-- Task prompt --
Pull out every line below that holds the word "true".

Stored data
--- Begin ---
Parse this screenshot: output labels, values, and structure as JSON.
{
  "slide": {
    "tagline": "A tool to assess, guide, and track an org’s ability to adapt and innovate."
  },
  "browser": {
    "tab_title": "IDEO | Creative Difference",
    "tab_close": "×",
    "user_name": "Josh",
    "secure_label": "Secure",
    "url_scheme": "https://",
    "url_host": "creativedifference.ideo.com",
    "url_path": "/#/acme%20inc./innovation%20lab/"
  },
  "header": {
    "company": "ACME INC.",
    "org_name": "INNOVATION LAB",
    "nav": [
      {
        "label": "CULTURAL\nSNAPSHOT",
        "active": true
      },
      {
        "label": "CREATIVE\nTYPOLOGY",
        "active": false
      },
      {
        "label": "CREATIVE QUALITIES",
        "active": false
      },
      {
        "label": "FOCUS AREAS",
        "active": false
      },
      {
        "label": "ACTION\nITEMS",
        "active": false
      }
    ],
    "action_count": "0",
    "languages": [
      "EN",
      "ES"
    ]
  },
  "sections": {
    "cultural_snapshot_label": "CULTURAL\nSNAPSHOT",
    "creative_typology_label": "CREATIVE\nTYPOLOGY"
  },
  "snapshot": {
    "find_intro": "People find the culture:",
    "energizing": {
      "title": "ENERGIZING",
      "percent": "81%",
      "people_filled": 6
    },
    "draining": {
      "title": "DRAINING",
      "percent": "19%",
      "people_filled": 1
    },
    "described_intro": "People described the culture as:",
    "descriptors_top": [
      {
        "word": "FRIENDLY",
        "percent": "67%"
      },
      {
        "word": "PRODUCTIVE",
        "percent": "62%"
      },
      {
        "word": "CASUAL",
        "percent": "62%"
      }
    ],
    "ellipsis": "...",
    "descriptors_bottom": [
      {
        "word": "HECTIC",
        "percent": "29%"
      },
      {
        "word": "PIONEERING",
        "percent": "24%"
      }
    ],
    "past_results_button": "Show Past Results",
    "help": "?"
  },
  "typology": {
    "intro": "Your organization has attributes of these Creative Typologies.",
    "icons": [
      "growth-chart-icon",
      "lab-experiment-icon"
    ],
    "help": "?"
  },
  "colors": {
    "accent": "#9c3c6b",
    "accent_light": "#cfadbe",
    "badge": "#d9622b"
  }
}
--- End ---
--- Begin ---
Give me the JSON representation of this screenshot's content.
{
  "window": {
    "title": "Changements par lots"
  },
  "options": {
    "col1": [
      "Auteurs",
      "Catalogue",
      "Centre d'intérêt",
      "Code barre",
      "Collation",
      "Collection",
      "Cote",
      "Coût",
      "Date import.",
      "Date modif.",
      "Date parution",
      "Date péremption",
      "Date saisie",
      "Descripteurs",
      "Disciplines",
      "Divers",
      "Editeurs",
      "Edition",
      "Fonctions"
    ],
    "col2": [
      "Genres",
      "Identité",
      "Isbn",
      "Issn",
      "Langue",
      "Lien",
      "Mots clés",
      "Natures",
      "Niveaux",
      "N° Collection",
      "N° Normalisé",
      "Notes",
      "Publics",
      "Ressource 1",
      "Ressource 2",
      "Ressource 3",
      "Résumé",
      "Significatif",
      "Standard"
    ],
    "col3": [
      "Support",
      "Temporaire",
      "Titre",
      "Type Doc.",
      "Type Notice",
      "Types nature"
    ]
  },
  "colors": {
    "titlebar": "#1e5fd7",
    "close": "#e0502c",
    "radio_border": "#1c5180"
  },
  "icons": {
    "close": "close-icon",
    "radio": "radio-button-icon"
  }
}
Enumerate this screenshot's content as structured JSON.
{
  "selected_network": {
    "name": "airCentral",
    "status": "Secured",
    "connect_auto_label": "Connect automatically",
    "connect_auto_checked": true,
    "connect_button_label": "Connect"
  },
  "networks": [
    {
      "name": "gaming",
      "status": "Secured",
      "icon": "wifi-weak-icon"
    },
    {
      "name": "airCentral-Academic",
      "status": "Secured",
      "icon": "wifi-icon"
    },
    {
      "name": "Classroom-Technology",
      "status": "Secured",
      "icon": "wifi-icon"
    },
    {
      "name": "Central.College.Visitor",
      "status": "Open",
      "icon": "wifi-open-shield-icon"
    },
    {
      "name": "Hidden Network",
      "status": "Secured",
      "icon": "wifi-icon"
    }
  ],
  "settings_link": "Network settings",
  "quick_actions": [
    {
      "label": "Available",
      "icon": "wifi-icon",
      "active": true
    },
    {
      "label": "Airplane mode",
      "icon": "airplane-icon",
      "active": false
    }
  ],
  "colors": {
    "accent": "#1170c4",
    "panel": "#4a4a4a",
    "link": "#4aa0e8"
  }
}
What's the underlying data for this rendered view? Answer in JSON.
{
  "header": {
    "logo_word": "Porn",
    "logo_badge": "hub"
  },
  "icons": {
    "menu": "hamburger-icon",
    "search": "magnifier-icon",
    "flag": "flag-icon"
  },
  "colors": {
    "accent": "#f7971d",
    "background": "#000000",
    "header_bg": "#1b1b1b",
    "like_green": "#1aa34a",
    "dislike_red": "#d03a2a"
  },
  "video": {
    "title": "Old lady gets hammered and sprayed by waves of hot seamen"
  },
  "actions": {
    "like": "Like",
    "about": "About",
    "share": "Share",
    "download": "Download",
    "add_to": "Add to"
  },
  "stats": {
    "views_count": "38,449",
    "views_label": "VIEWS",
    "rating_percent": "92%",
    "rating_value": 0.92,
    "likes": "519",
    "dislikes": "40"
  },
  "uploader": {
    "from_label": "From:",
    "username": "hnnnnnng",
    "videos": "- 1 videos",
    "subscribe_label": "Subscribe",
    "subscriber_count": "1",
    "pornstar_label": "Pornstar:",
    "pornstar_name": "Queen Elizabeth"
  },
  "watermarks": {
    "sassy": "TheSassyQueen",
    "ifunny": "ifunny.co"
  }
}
--- End ---
--- Begin ---
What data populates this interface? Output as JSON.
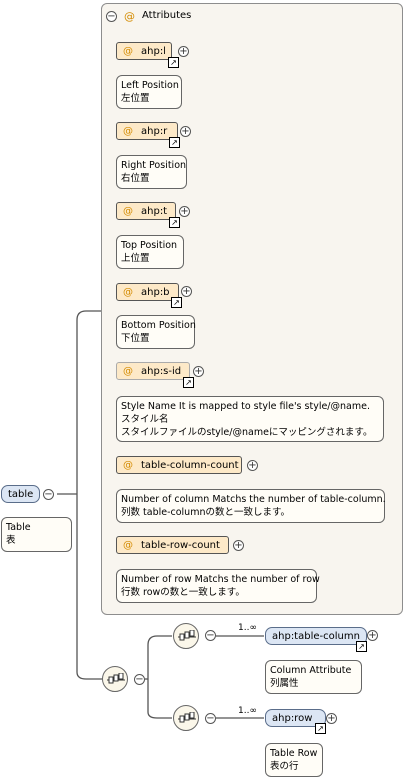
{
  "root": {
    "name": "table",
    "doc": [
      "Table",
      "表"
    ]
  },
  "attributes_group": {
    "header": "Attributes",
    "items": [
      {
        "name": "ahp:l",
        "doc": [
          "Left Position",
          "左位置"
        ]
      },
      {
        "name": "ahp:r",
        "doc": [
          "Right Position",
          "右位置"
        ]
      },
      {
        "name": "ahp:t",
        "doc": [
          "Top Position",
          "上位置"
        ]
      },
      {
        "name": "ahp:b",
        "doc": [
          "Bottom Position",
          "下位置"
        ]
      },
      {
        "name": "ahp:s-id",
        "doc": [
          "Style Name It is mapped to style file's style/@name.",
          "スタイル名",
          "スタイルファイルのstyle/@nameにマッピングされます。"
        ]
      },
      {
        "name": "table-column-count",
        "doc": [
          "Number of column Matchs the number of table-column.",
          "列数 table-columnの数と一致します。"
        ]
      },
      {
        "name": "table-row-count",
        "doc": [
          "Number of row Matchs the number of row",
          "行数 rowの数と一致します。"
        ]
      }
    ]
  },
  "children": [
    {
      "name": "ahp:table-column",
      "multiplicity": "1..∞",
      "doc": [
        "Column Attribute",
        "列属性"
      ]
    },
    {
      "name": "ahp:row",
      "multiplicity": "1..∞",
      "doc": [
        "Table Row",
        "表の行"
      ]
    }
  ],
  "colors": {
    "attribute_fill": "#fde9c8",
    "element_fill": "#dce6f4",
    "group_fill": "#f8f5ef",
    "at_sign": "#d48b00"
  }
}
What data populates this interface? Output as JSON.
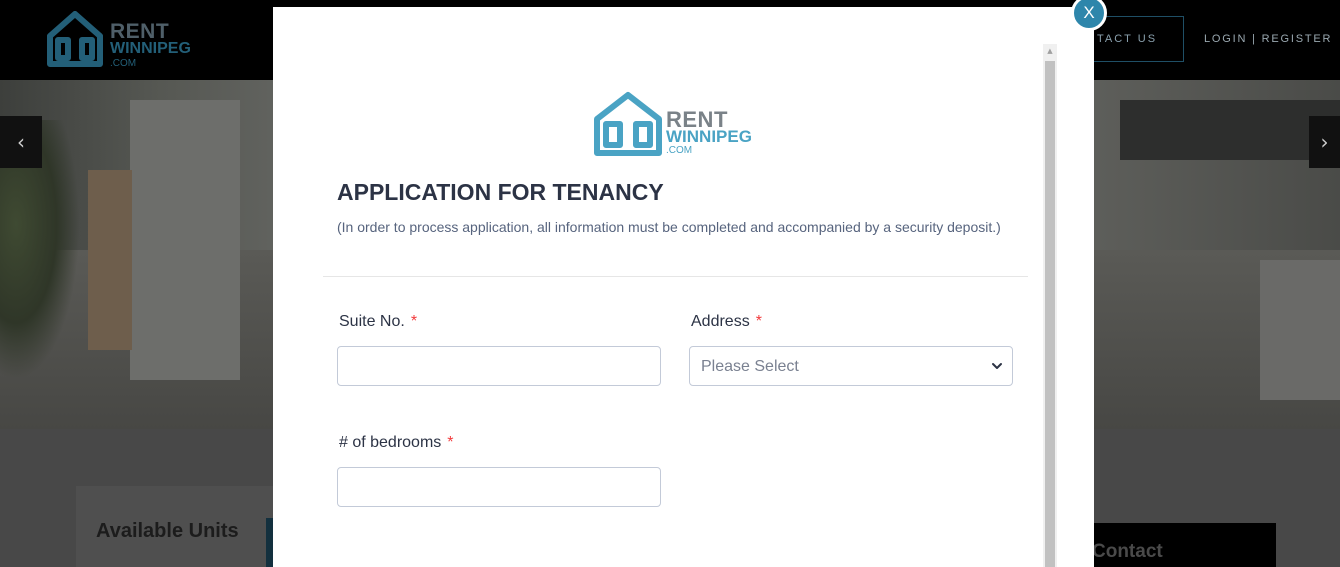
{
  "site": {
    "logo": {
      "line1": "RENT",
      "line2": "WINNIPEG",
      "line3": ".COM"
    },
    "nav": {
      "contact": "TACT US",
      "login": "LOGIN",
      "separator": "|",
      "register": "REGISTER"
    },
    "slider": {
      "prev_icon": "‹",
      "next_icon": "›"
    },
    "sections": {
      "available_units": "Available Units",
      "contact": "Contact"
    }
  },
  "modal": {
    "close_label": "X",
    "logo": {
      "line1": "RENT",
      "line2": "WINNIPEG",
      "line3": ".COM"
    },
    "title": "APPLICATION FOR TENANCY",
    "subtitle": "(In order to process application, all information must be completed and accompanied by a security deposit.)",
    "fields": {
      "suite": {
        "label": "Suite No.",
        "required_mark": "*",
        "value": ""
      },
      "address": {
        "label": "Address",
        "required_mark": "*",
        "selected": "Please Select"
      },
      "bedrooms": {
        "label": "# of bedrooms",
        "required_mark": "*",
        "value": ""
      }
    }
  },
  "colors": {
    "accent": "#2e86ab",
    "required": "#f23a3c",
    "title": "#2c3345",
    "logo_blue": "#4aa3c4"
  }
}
--- End ---
-- Response for this exercise --
        "active": true
    "connect_auto_checked": true,
      "active": true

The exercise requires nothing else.